■ TASK TO CARRY OUT ■
Go through the records line by line and work out how many lines hold the word "并在正立面图上标示拟设置广告的具体位置". Answer with the number only.

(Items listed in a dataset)
# # # # #
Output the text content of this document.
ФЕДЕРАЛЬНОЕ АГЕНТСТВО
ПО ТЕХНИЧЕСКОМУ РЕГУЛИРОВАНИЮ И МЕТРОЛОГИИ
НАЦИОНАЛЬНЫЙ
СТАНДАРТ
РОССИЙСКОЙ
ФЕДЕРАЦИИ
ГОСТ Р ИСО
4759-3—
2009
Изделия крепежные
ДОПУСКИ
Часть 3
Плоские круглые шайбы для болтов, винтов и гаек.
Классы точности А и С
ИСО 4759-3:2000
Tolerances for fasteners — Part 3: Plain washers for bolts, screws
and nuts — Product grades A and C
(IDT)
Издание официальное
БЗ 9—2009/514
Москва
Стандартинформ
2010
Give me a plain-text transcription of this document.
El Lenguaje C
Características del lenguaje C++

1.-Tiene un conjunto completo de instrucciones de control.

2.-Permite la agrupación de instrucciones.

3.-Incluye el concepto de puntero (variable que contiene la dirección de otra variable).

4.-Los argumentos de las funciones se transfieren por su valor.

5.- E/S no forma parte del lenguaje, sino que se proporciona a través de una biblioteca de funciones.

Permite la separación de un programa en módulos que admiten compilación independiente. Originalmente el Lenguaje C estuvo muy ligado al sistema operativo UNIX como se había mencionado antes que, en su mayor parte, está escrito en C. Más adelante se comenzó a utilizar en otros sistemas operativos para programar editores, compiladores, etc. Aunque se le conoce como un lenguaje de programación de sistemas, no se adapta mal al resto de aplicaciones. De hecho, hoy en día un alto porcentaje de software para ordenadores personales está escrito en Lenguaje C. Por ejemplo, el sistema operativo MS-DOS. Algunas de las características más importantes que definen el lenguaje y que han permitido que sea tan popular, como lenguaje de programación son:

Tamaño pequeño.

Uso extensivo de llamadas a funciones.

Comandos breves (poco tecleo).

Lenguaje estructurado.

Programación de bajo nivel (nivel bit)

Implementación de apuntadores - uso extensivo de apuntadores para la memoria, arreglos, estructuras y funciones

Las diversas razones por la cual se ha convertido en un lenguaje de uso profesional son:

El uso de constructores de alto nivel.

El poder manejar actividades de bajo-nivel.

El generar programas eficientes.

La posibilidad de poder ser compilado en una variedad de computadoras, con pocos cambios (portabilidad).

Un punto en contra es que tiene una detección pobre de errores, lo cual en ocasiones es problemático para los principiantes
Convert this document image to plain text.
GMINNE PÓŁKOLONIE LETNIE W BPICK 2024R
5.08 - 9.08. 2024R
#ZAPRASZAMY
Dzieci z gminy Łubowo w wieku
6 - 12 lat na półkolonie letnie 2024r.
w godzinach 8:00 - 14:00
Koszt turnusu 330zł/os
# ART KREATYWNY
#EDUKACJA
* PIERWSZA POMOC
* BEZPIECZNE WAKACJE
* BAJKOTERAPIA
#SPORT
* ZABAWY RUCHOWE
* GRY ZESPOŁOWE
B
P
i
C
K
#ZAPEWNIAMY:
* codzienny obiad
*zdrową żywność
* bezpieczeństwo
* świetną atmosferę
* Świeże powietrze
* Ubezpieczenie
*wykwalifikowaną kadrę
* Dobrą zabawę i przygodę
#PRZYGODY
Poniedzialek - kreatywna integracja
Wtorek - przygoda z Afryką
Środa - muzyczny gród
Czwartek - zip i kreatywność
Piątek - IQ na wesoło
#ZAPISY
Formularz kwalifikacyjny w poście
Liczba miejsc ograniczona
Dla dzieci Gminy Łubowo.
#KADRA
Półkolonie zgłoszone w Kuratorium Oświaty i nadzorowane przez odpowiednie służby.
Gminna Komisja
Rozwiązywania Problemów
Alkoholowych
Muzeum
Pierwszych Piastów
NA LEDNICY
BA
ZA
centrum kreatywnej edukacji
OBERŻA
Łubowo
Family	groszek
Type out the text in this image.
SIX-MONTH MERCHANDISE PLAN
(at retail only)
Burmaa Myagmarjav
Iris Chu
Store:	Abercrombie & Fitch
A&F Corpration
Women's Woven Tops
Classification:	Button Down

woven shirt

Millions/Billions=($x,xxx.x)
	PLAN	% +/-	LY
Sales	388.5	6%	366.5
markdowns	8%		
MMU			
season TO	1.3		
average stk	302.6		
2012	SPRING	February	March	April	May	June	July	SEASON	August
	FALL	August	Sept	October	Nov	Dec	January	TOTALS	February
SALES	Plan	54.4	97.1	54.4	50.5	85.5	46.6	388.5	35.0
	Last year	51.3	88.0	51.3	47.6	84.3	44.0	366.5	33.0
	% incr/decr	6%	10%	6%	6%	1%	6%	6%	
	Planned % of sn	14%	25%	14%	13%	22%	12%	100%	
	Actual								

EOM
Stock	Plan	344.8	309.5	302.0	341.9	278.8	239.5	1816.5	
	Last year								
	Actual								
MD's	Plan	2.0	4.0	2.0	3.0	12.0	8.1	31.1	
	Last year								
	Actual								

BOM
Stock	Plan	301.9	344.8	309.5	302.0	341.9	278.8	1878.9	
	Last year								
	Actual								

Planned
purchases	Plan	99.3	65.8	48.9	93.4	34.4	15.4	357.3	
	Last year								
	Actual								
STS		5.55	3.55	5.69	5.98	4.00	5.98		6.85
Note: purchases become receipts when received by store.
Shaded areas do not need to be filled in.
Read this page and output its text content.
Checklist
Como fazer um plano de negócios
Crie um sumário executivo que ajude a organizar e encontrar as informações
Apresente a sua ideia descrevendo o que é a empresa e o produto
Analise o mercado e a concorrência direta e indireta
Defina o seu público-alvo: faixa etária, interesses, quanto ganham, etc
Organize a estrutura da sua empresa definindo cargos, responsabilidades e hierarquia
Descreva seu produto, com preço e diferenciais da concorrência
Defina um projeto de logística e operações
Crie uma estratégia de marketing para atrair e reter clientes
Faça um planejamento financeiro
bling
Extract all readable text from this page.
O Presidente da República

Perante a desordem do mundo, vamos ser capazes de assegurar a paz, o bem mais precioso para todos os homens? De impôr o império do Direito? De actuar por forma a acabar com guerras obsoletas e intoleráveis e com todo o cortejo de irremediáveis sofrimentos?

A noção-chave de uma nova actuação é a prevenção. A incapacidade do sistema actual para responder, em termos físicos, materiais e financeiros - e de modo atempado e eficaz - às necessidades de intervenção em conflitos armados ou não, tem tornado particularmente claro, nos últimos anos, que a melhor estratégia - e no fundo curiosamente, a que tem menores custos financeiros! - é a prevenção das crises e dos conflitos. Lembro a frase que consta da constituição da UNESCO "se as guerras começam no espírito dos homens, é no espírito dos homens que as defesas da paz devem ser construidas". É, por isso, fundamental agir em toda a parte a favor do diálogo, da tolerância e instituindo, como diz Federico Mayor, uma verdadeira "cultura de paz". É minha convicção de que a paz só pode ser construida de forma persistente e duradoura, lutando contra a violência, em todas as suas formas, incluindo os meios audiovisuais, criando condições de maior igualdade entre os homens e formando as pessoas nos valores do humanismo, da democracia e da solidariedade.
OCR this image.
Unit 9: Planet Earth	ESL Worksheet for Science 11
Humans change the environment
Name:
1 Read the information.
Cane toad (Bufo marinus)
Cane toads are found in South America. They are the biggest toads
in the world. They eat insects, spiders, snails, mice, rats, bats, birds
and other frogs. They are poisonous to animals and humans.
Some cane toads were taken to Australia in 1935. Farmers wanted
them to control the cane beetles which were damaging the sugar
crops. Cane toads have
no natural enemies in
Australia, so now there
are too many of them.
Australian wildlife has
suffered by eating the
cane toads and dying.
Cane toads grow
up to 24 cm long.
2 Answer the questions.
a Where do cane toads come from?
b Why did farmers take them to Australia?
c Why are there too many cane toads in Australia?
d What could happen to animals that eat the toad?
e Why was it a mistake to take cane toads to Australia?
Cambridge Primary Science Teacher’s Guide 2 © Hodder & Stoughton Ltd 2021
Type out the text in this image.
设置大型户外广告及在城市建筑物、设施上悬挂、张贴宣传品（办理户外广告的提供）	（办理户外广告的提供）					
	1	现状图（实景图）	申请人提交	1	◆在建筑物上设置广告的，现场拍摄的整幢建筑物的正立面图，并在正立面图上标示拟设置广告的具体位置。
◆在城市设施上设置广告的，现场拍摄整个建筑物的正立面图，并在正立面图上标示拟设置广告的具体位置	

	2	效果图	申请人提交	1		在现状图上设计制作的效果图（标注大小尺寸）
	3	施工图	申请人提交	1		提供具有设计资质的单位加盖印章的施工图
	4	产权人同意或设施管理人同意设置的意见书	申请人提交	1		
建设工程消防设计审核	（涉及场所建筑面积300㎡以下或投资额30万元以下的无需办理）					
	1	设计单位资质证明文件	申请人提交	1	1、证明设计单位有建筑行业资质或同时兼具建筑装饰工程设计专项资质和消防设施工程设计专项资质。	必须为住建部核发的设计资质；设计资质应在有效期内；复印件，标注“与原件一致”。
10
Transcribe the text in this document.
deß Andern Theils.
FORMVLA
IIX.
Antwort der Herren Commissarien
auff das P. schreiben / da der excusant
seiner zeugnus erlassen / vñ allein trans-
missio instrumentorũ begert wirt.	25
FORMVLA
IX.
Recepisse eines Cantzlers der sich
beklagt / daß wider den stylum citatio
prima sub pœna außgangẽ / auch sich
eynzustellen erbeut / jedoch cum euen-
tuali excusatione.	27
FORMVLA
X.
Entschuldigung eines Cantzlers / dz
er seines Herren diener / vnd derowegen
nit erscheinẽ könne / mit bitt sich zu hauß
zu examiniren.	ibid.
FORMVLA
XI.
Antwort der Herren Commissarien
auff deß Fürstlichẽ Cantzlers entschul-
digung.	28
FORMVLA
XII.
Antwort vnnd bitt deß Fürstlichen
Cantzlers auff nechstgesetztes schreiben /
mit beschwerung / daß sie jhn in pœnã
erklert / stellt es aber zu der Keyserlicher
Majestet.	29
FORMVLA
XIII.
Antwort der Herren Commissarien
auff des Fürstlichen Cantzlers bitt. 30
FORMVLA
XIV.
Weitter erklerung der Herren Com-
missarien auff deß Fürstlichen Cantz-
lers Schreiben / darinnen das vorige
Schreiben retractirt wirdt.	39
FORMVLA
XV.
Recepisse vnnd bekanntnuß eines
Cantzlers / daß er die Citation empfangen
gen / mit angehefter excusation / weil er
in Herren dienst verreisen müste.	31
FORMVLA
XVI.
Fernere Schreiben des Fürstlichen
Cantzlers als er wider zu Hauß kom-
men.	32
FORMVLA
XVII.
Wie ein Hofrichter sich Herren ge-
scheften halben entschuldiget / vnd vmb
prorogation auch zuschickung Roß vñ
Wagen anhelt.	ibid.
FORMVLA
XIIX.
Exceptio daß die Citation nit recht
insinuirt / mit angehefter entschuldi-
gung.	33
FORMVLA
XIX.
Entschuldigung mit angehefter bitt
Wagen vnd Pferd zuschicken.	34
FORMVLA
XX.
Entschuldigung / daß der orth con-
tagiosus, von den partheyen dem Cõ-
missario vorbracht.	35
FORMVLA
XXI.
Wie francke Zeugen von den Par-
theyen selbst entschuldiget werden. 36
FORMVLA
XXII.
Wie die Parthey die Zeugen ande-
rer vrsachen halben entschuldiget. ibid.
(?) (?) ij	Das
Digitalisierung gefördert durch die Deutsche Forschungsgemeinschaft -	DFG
# # # # #
■ RESULT OF THE TASK ■
2